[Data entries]
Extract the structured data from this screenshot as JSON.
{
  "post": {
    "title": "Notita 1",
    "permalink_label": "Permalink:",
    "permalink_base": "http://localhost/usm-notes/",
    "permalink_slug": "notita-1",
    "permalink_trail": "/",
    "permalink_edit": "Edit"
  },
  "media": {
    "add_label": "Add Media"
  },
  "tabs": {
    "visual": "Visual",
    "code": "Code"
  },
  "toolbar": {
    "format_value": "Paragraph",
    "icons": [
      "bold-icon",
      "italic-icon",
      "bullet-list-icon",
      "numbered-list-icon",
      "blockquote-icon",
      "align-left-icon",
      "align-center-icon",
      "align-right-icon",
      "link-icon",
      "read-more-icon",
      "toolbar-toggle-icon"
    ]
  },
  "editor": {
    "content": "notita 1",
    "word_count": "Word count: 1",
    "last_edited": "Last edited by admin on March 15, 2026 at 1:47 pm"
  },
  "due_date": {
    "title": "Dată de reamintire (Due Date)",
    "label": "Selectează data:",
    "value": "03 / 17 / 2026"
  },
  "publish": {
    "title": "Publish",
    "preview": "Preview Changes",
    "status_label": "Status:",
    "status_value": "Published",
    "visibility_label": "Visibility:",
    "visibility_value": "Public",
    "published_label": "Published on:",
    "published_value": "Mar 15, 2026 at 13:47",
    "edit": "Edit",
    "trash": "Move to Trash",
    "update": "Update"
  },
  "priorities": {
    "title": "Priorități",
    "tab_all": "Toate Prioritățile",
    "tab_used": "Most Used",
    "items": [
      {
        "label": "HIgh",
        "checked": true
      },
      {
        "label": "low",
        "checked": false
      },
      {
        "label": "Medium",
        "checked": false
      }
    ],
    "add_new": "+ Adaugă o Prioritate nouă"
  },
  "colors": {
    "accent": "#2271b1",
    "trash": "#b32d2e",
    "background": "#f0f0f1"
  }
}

## Exercise instructions
Please reproduce each record precisely as written.

## Result of the task
Extract the structured data from this screenshot as JSON.
{
  "post": {
    "title": "Notita 1",
    "permalink_label": "Permalink:",
    "permalink_base": "http://localhost/usm-notes/",
    "permalink_slug": "notita-1",
    "permalink_trail": "/",
    "permalink_edit": "Edit"
  },
  "media": {
    "add_label": "Add Media"
  },
  "tabs": {
    "visual": "Visual",
    "code": "Code"
  },
  "toolbar": {
    "format_value": "Paragraph",
    "icons": [
      "bold-icon",
      "italic-icon",
      "bullet-list-icon",
      "numbered-list-icon",
      "blockquote-icon",
      "align-left-icon",
      "align-center-icon",
      "align-right-icon",
      "link-icon",
      "read-more-icon",
      "toolbar-toggle-icon"
    ]
  },
  "editor": {
    "content": "notita 1",
    "word_count": "Word count: 1",
    "last_edited": "Last edited by admin on March 15, 2026 at 1:47 pm"
  },
  "due_date": {
    "title": "Dată de reamintire (Due Date)",
    "label": "Selectează data:",
    "value": "03 / 17 / 2026"
  },
  "publish": {
    "title": "Publish",
    "preview": "Preview Changes",
    "status_label": "Status:",
    "status_value": "Published",
    "visibility_label": "Visibility:",
    "visibility_value": "Public",
    "published_label": "Published on:",
    "published_value": "Mar 15, 2026 at 13:47",
    "edit": "Edit",
    "trash": "Move to Trash",
    "update": "Update"
  },
  "priorities": {
    "title": "Priorități",
    "tab_all": "Toate Prioritățile",
    "tab_used": "Most Used",
    "items": [
      {
        "label": "HIgh",
        "checked": true
      },
      {
        "label": "low",
        "checked": false
      },
      {
        "label": "Medium",
        "checked": false
      }
    ],
    "add_new": "+ Adaugă o Prioritate nouă"
  },
  "colors": {
    "accent": "#2271b1",
    "trash": "#b32d2e",
    "background": "#f0f0f1"
  }
}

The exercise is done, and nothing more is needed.